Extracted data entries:
######

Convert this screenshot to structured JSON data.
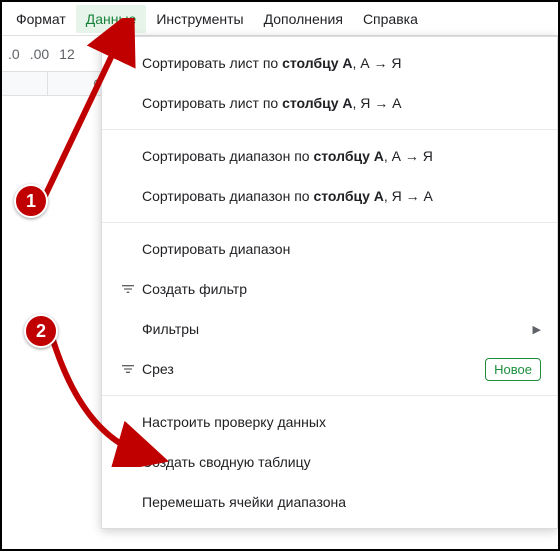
{
  "menubar": {
    "items": [
      "Формат",
      "Данные",
      "Инструменты",
      "Дополнения",
      "Справка"
    ],
    "active_index": 1
  },
  "toolbar": {
    "dec0": ".0",
    "dec00": ".00",
    "num": "12"
  },
  "col_headers": [
    "C"
  ],
  "dropdown": {
    "items": [
      {
        "label_pre": "Сортировать лист по ",
        "label_bold": "столбцу A",
        "label_post": ", А → Я",
        "icon": "",
        "interact": true
      },
      {
        "label_pre": "Сортировать лист по ",
        "label_bold": "столбцу A",
        "label_post": ", Я → А",
        "icon": "",
        "interact": true
      },
      {
        "sep": true
      },
      {
        "label_pre": "Сортировать диапазон по ",
        "label_bold": "столбцу A",
        "label_post": ", А → Я",
        "icon": "",
        "interact": true
      },
      {
        "label_pre": "Сортировать диапазон по ",
        "label_bold": "столбцу A",
        "label_post": ", Я → А",
        "icon": "",
        "interact": true
      },
      {
        "sep": true
      },
      {
        "label": "Сортировать диапазон",
        "icon": "",
        "interact": true
      },
      {
        "label": "Создать фильтр",
        "icon": "filter",
        "interact": true
      },
      {
        "label": "Фильтры",
        "icon": "",
        "submenu": true,
        "interact": true
      },
      {
        "label": "Срез",
        "icon": "slicer",
        "badge": "Новое",
        "interact": true
      },
      {
        "sep": true
      },
      {
        "label": "Настроить проверку данных",
        "icon": "",
        "interact": true
      },
      {
        "label": "Создать сводную таблицу",
        "icon": "",
        "interact": true
      },
      {
        "label": "Перемешать ячейки диапазона",
        "icon": "",
        "interact": true
      }
    ]
  },
  "callouts": {
    "one": "1",
    "two": "2"
  },
  "colors": {
    "accent_green": "#1e8e3e",
    "callout_red": "#c00000"
  }
}
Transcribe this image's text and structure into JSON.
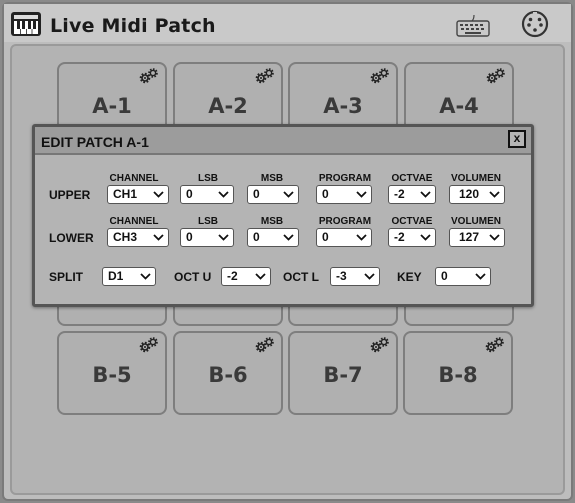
{
  "app": {
    "title": "Live Midi Patch"
  },
  "icons": {
    "app": "piano-keyboard-icon",
    "keyboard": "keyboard-icon",
    "midi": "midi-connector-icon",
    "settings": "gear-icon"
  },
  "pads": [
    "A-1",
    "A-2",
    "A-3",
    "A-4",
    "B-5",
    "B-6",
    "B-7",
    "B-8"
  ],
  "dialog": {
    "title": "EDIT PATCH A-1",
    "close_label": "x",
    "headers": {
      "channel": "CHANNEL",
      "lsb": "LSB",
      "msb": "MSB",
      "program": "PROGRAM",
      "octave": "OCTVAE",
      "volume": "VOLUMEN"
    },
    "upper": {
      "label": "UPPER",
      "channel": "CH1",
      "lsb": "0",
      "msb": "0",
      "program": "0",
      "octave": "-2",
      "volume": "120"
    },
    "lower": {
      "label": "LOWER",
      "channel": "CH3",
      "lsb": "0",
      "msb": "0",
      "program": "0",
      "octave": "-2",
      "volume": "127"
    },
    "bottom": {
      "split_label": "SPLIT",
      "split_value": "D1",
      "oct_u_label": "OCT U",
      "oct_u_value": "-2",
      "oct_l_label": "OCT L",
      "oct_l_value": "-3",
      "key_label": "KEY",
      "key_value": "0"
    }
  }
}
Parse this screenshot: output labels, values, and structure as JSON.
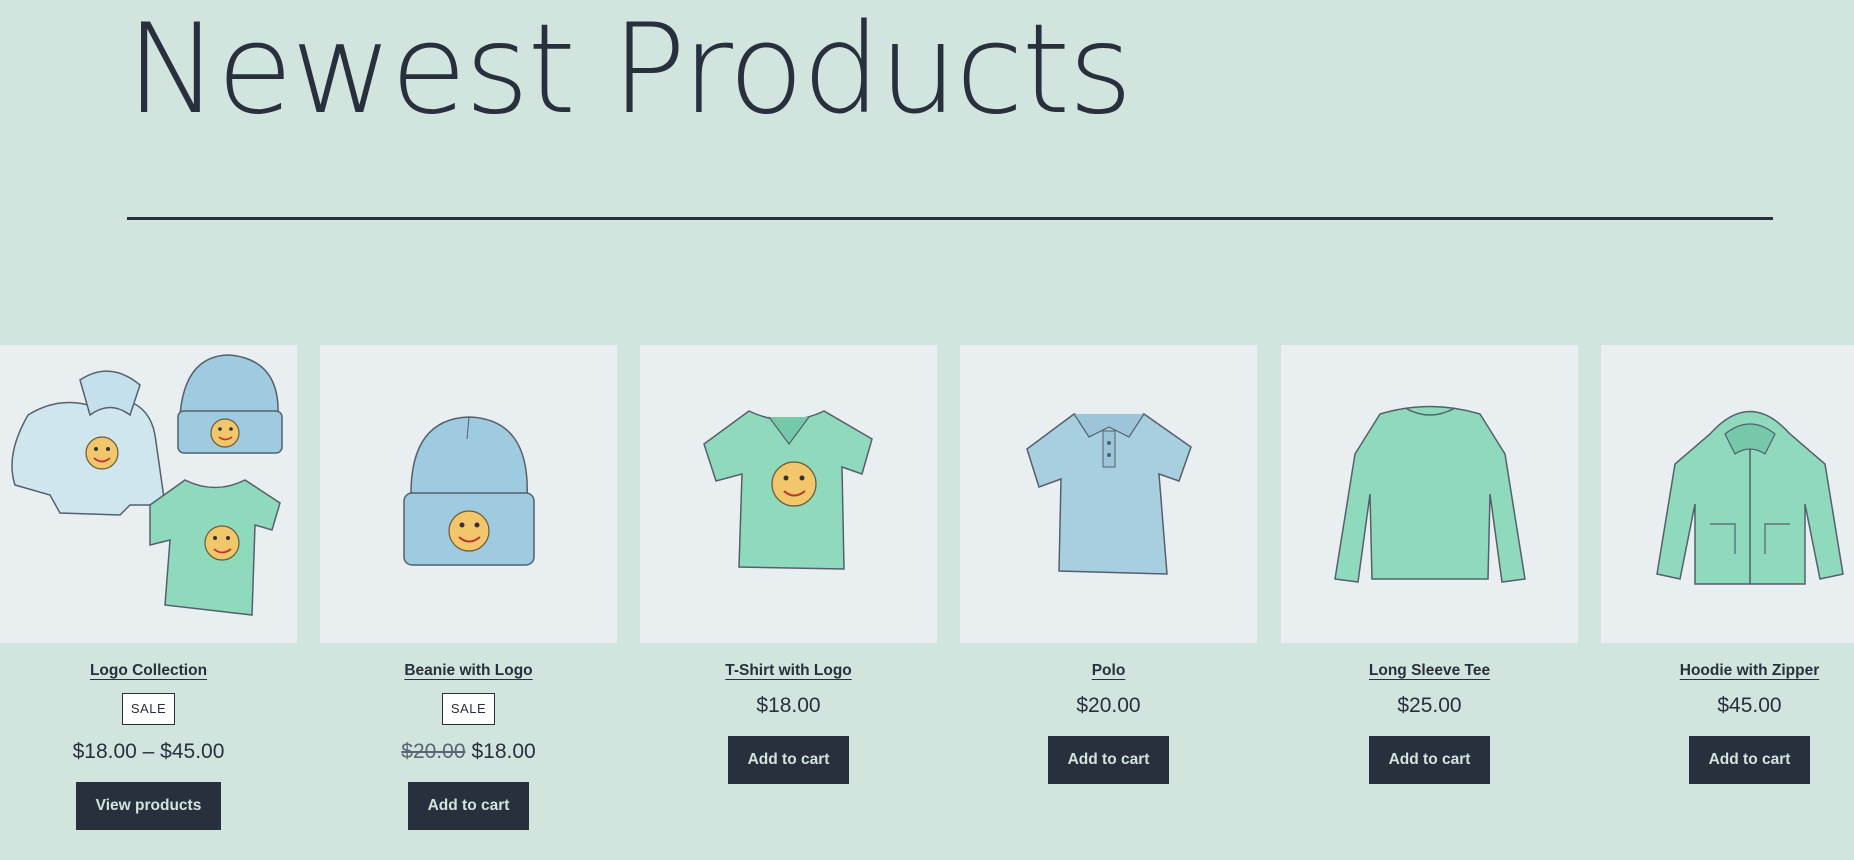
{
  "section": {
    "heading": "Newest Products"
  },
  "products": [
    {
      "title": "Logo Collection",
      "badge": "SALE",
      "price": "$18.00 – $45.00",
      "button": "View products"
    },
    {
      "title": "Beanie with Logo",
      "badge": "SALE",
      "old_price": "$20.00",
      "price": "$18.00",
      "button": "Add to cart"
    },
    {
      "title": "T-Shirt with Logo",
      "price": "$18.00",
      "button": "Add to cart"
    },
    {
      "title": "Polo",
      "price": "$20.00",
      "button": "Add to cart"
    },
    {
      "title": "Long Sleeve Tee",
      "price": "$25.00",
      "button": "Add to cart"
    },
    {
      "title": "Hoodie with Zipper",
      "price": "$45.00",
      "button": "Add to cart"
    }
  ],
  "colors": {
    "background": "#d1e4dd",
    "text": "#28303d",
    "image_background": "#e9eef1",
    "blue_garment": "#a8cfe0",
    "green_garment": "#8fd9bd",
    "emoji": "#f2c76b"
  }
}
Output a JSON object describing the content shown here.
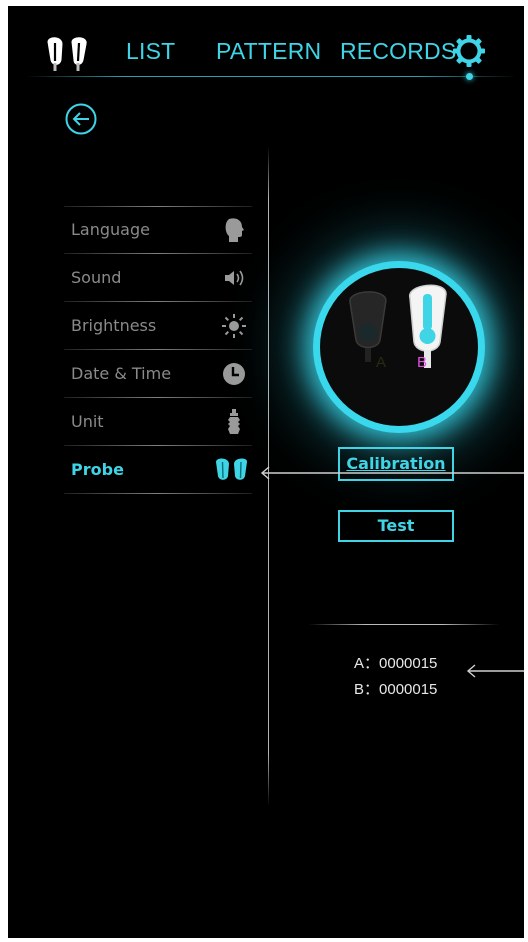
{
  "nav": {
    "list": "LIST",
    "pattern": "PATTERN",
    "records": "RECORDS",
    "logo_icon": "probe-pair-icon",
    "settings_icon": "gear-icon"
  },
  "back_icon": "back-arrow-icon",
  "menu": {
    "items": [
      {
        "label": "Language",
        "icon": "head-profile-icon",
        "active": false
      },
      {
        "label": "Sound",
        "icon": "speaker-icon",
        "active": false
      },
      {
        "label": "Brightness",
        "icon": "sun-icon",
        "active": false
      },
      {
        "label": "Date & Time",
        "icon": "clock-icon",
        "active": false
      },
      {
        "label": "Unit",
        "icon": "bottle-icon",
        "active": false
      },
      {
        "label": "Probe",
        "icon": "probe-pair-icon",
        "active": true
      }
    ]
  },
  "probe": {
    "label_a": "A",
    "label_b": "B"
  },
  "buttons": {
    "calibration": "Calibration",
    "test": "Test"
  },
  "serials": {
    "a": "A：0000015",
    "b": "B：0000015"
  },
  "colors": {
    "accent": "#3fd4e6",
    "probe_b_label": "#e24ce0",
    "background": "#000000"
  }
}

######

**BRIEF**
Return the full material word for word. Do not include the pictures.

**EXERCISE SOLUTION**
Convert this screenshot to structured JSON data.
{
  "menubar": {
    "items": [
      "Формат",
      "Данные",
      "Инструменты",
      "Дополнения",
      "Справка"
    ],
    "active_index": 1
  },
  "toolbar": {
    "dec0": ".0",
    "dec00": ".00",
    "num": "12"
  },
  "col_headers": [
    "C"
  ],
  "dropdown": {
    "items": [
      {
        "label_pre": "Сортировать лист по ",
        "label_bold": "столбцу A",
        "label_post": ", А → Я",
        "icon": "",
        "interact": true
      },
      {
        "label_pre": "Сортировать лист по ",
        "label_bold": "столбцу A",
        "label_post": ", Я → А",
        "icon": "",
        "interact": true
      },
      {
        "sep": true
      },
      {
        "label_pre": "Сортировать диапазон по ",
        "label_bold": "столбцу A",
        "label_post": ", А → Я",
        "icon": "",
        "interact": true
      },
      {
        "label_pre": "Сортировать диапазон по ",
        "label_bold": "столбцу A",
        "label_post": ", Я → А",
        "icon": "",
        "interact": true
      },
      {
        "sep": true
      },
      {
        "label": "Сортировать диапазон",
        "icon": "",
        "interact": true
      },
      {
        "label": "Создать фильтр",
        "icon": "filter",
        "interact": true
      },
      {
        "label": "Фильтры",
        "icon": "",
        "submenu": true,
        "interact": true
      },
      {
        "label": "Срез",
        "icon": "slicer",
        "badge": "Новое",
        "interact": true
      },
      {
        "sep": true
      },
      {
        "label": "Настроить проверку данных",
        "icon": "",
        "interact": true
      },
      {
        "label": "Создать сводную таблицу",
        "icon": "",
        "interact": true
      },
      {
        "label": "Перемешать ячейки диапазона",
        "icon": "",
        "interact": true
      }
    ]
  },
  "callouts": {
    "one": "1",
    "two": "2"
  },
  "colors": {
    "accent_green": "#1e8e3e",
    "callout_red": "#c00000"
  }
}
Transcribe this image's text and structure into JSON.
{
  "app": {
    "title": "Live Midi Patch"
  },
  "icons": {
    "app": "piano-keyboard-icon",
    "keyboard": "keyboard-icon",
    "midi": "midi-connector-icon",
    "settings": "gear-icon"
  },
  "pads": [
    "A-1",
    "A-2",
    "A-3",
    "A-4",
    "B-5",
    "B-6",
    "B-7",
    "B-8"
  ],
  "dialog": {
    "title": "EDIT PATCH A-1",
    "close_label": "x",
    "headers": {
      "channel": "CHANNEL",
      "lsb": "LSB",
      "msb": "MSB",
      "program": "PROGRAM",
      "octave": "OCTVAE",
      "volume": "VOLUMEN"
    },
    "upper": {
      "label": "UPPER",
      "channel": "CH1",
      "lsb": "0",
      "msb": "0",
      "program": "0",
      "octave": "-2",
      "volume": "120"
    },
    "lower": {
      "label": "LOWER",
      "channel": "CH3",
      "lsb": "0",
      "msb": "0",
      "program": "0",
      "octave": "-2",
      "volume": "127"
    },
    "bottom": {
      "split_label": "SPLIT",
      "split_value": "D1",
      "oct_u_label": "OCT U",
      "oct_u_value": "-2",
      "oct_l_label": "OCT L",
      "oct_l_value": "-3",
      "key_label": "KEY",
      "key_value": "0"
    }
  }
}
Parse this screenshot: output labels, values, and structure as JSON.
{
  "section": {
    "heading": "Newest Products"
  },
  "products": [
    {
      "title": "Logo Collection",
      "badge": "SALE",
      "price": "$18.00 – $45.00",
      "button": "View products"
    },
    {
      "title": "Beanie with Logo",
      "badge": "SALE",
      "old_price": "$20.00",
      "price": "$18.00",
      "button": "Add to cart"
    },
    {
      "title": "T-Shirt with Logo",
      "price": "$18.00",
      "button": "Add to cart"
    },
    {
      "title": "Polo",
      "price": "$20.00",
      "button": "Add to cart"
    },
    {
      "title": "Long Sleeve Tee",
      "price": "$25.00",
      "button": "Add to cart"
    },
    {
      "title": "Hoodie with Zipper",
      "price": "$45.00",
      "button": "Add to cart"
    }
  ],
  "colors": {
    "background": "#d1e4dd",
    "text": "#28303d",
    "image_background": "#e9eef1",
    "blue_garment": "#a8cfe0",
    "green_garment": "#8fd9bd",
    "emoji": "#f2c76b"
  }
}
Output a JSON object describing the content shown here.
{
  "nav": {
    "list": "LIST",
    "pattern": "PATTERN",
    "records": "RECORDS",
    "logo_icon": "probe-pair-icon",
    "settings_icon": "gear-icon"
  },
  "back_icon": "back-arrow-icon",
  "menu": {
    "items": [
      {
        "label": "Language",
        "icon": "head-profile-icon",
        "active": false
      },
      {
        "label": "Sound",
        "icon": "speaker-icon",
        "active": false
      },
      {
        "label": "Brightness",
        "icon": "sun-icon",
        "active": false
      },
      {
        "label": "Date & Time",
        "icon": "clock-icon",
        "active": false
      },
      {
        "label": "Unit",
        "icon": "bottle-icon",
        "active": false
      },
      {
        "label": "Probe",
        "icon": "probe-pair-icon",
        "active": true
      }
    ]
  },
  "probe": {
    "label_a": "A",
    "label_b": "B"
  },
  "buttons": {
    "calibration": "Calibration",
    "test": "Test"
  },
  "serials": {
    "a": "A：0000015",
    "b": "B：0000015"
  },
  "colors": {
    "accent": "#3fd4e6",
    "probe_b_label": "#e24ce0",
    "background": "#000000"
  }
}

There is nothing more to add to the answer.